## Job
Scan the lines below; pull out those with "SEAMEN".
++++ Input rows
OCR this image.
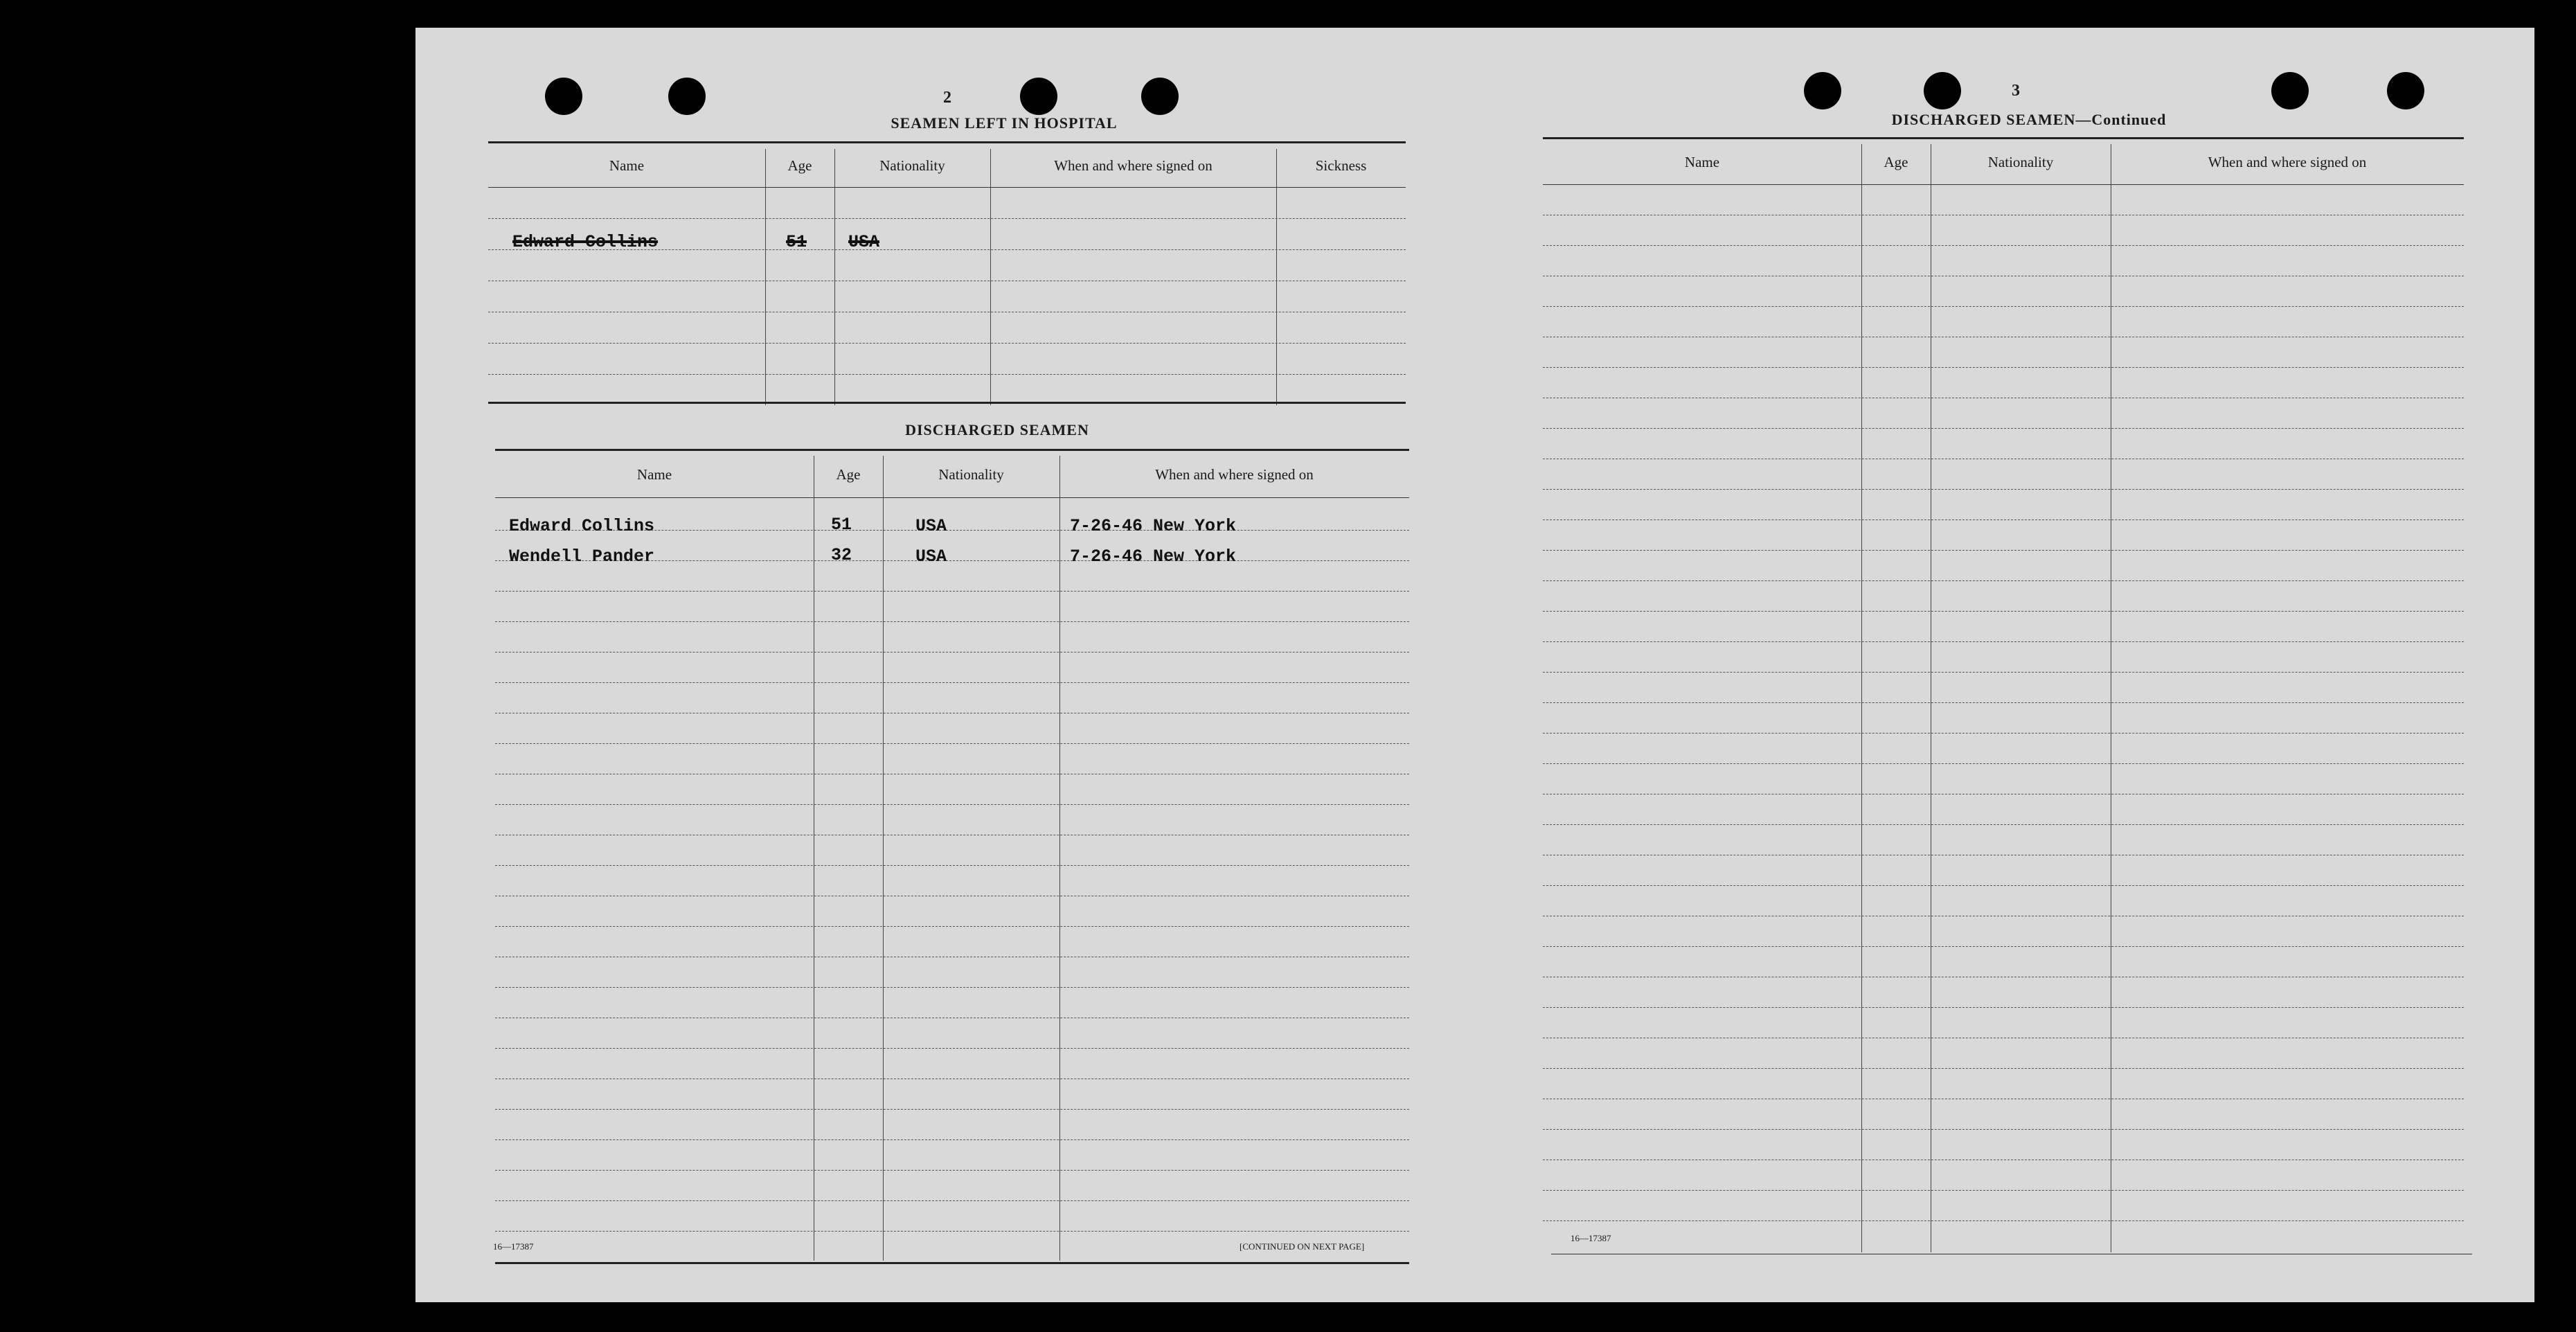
2
SEAMEN LEFT IN HOSPITAL
Name	Age	Nationality	When and where signed on	Sickness
Edward Collins	51 USA
DISCHARGED SEAMEN
Name	Age	Nationality	When and where signed on
Edward Collins	51	USA	7-26-46 New York
Wendell Pander	32	USA	7-26-46 New York
16—17387	[CONTINUED ON NEXT PAGE]
3
DISCHARGED SEAMEN—Continued
Name	Age	Nationality	When and where signed on
16—17387
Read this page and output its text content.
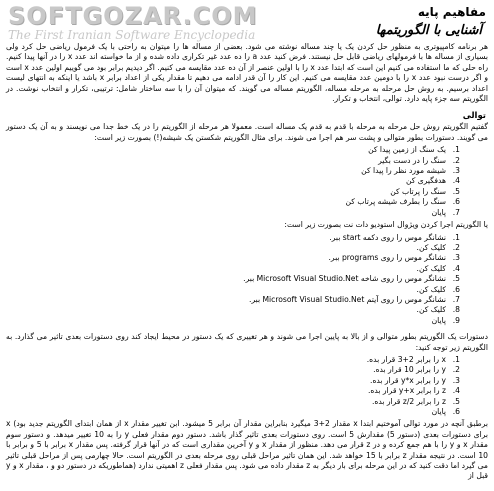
SOFTGOZAR.COM
The First Iranian Software Encyclopedia
مفاهیم پایه
آشنایی با الگوریتمها

هر برنامه کامپیوتری به منظور حل کردن یک یا چند مساله نوشته می شود. بعضی از مساله ها را میتوان به راحتی با یک فرمول ریاضی حل کرد ولی بسیاری از مساله ها با فرمولهای ریاضی قابل حل نیستند. فرض کنید عدد a را ده عدد غیر تکراری داده شده و از ما خواسته اند عدد x را در آنها پیدا کنیم. راه حلی که ما استفاده می کنیم این است که ابتدا عدد x را با اولین عنصر از آن ده عدد مقایسه می کنیم. اگر دیدیم برابر بود می گوییم اولین عدد x است و اگر درست نبود عدد x را با دومین عدد مقایسه می کنیم. این کار را آن قدر ادامه می دهیم تا مقدار یکی از اعداد برابر x باشد یا اینکه به انتهای لیست اعداد برسیم. به روش حل مرحله به مرحله مساله، الگوریتم مساله می گویند. که میتوان آن را با سه ساختار شامل: ترتیبی، تکرار و انتخاب نوشت. در الگوریتم سه جزء پایه دارد. توالی، انتخاب و تکرار.

توالی

گفتیم الگوریتم روش حل مرحله به مرحله با قدم به قدم یک مساله است. معمولا هر مرحله از الگوریتم را در یک خط جدا می نویسند و به آن یک دستور می گویند. دستورات بطور متوالی و پشت سر هم اجرا می شوند. برای مثال الگوریتم شکستن یک شیشه(!) بصورت زیر است:

1.
یک سنگ از زمین پیدا کن
2.
سنگ را در دست بگیر
3.
شیشه مورد نظر را پیدا کن
4.
هدفگیری کن
5.
سنگ را پرتاب کن
6.
سنگ را بطرف شیشه پرتاب کن
7.
پایان

یا الگوریتم اجرا کردن ویژوال استودیو دات نت بصورت زیر است:

1.
نشانگر موس را روی دکمه start ببر.
2.
کلیک کن.
3.
نشانگر موس را روی programs ببر.
4.
کلیک کن.
5.
نشانگر موس را روی شاخه Microsoft Visual Studio.Net ببر.
6.
کلیک کن.
7.
نشانگر موس را روی آیتم Microsoft Visual Studio.Net ببر.
8.
کلیک کن.
9.
پایان

دستورات یک الگوریتم بطور متوالی و از بالا به پایین اجرا می شوند و هر تغییری که یک دستور در محیط ایجاد کند روی دستورات بعدی تاثیر می گذارد. به الگوریتم زیر توجه کنید:

1.
x را برابر 2+3 قرار بده.
2.
y را برابر 10 قرار بده.
3.
y را برابر y*x قرار بده.
4.
z را برابر y+x قرار بده.
5.
z را برابر z/2 قرار بده.
6.
پایان

برطبق آنچه در مورد توالی آموختیم ابتدا x مقدار 2+3 میگیرد بنابراین مقدار آن برابر 5 میشود. ابن تغییر مقدار x از همان ابتدای الگوریتم جدید بود) x برای دستورات بعدی (دستور 5) مقدارش 5 است. روی دستورات بعدی تاثیر گذار باشد. دستور دوم مقدار فعلی y را به 10 تغییر میدهد. و دستور سوم مقدار x و y را با هم جمع کرده و در z قرار می دهد. منظور از مقدار x و y آخرین مقداری است که در آنها قرار گرفته. پس مقدار x برابر با 5 و برابر با 10 است. در نتیجه مقدار z برابر با 15 خواهد شد. این همان تاثیر مراحل قبلی روی مرحله بعدی در الگوریتم است. حالا چهارمی پس از مراحل قبلی تاثیر می گیرد اما دقت کنید که در این مرحله برای بار دیگر به z مقدار داده می شود. پس مقدار فعلی z اهمیتی ندارد (هماطوریکه در دستور دو و ، مقدار x و y قبل از
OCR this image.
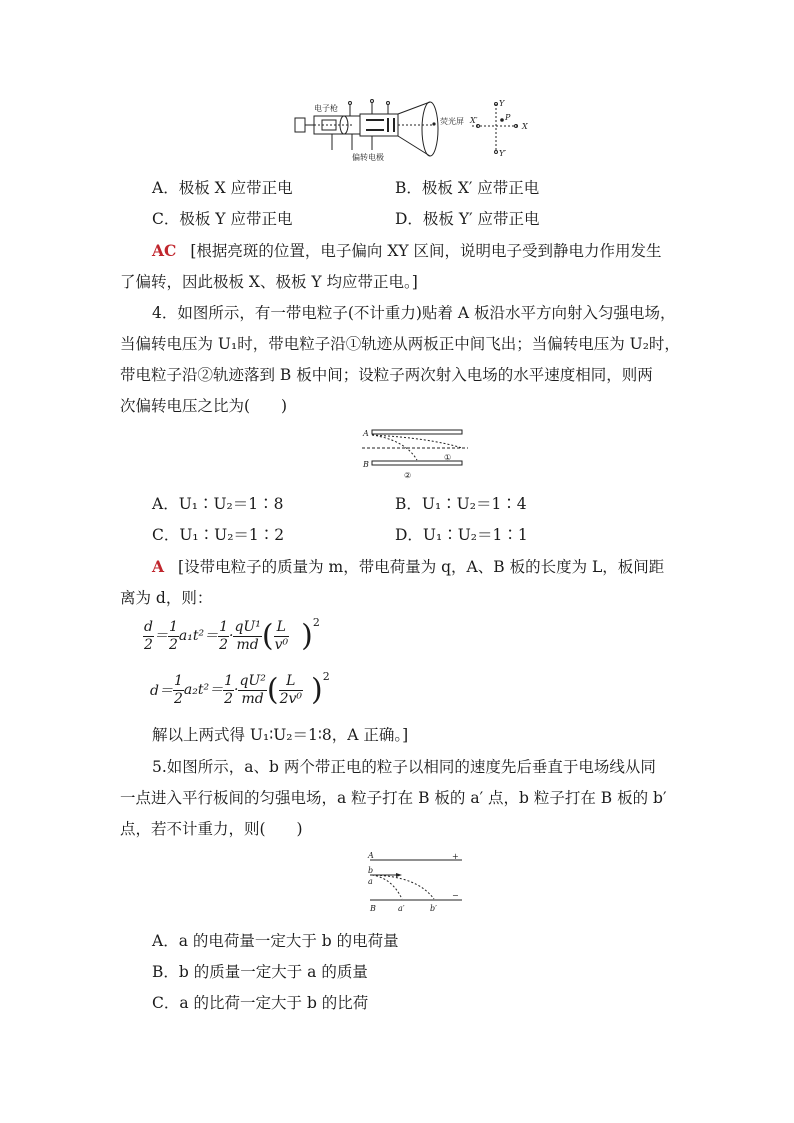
电子枪
荧光屏
偏转电极
X
X′
Y
Y′
P
A．极板 X 应带正电	B．极板 X′ 应带正电
C．极板 Y 应带正电	D．极板 Y′ 应带正电
AC [根据亮斑的位置，电子偏向 XY 区间，说明电子受到静电力作用发生
了偏转，因此极板 X、极板 Y 均应带正电。]
4．如图所示，有一带电粒子(不计重力)贴着 A 板沿水平方向射入匀强电场，
当偏转电压为 U₁时，带电粒子沿①轨迹从两板正中间飞出；当偏转电压为 U₂时，
带电粒子沿②轨迹落到 B 板中间；设粒子两次射入电场的水平速度相同，则两
次偏转电压之比为(　　)
A
B
①
②
A．U₁∶U₂＝1∶8	B．U₁∶U₂＝1∶4
C．U₁∶U₂＝1∶2	D．U₁∶U₂＝1∶1
A [设带电粒子的质量为 m，带电荷量为 q，A、B 板的长度为 L，板间距
离为 d，则：
$\frac{d}{2} = \frac{1}{2} a_1t^2= \frac{1}{2} \cdot \frac{\text{qU¹}}{md}$ ( $\frac{L}{\text{v⁰}} )^2$
$d= \frac{1}{2} a_2t^2= \frac{1}{2} \cdot \frac{\text{qU²}}{md}$ ( $\frac{L}{\text{2v⁰}} )^2$
解以上两式得 U₁∶U₂＝1∶8，A 正确。]
5.如图所示，a、b 两个带正电的粒子以相同的速度先后垂直于电场线从同
一点进入平行板间的匀强电场，a 粒子打在 B 板的 a′ 点，b 粒子打在 B 板的 b′
点，若不计重力，则(　　)
A	+
b
a
B	a′	b′
−
A．a 的电荷量一定大于 b 的电荷量
B．b 的质量一定大于 a 的质量
C．a 的比荷一定大于 b 的比荷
++++++++
## Output of the task
SEAMEN LEFT IN HOSPITAL
DISCHARGED SEAMEN
DISCHARGED SEAMEN—Continued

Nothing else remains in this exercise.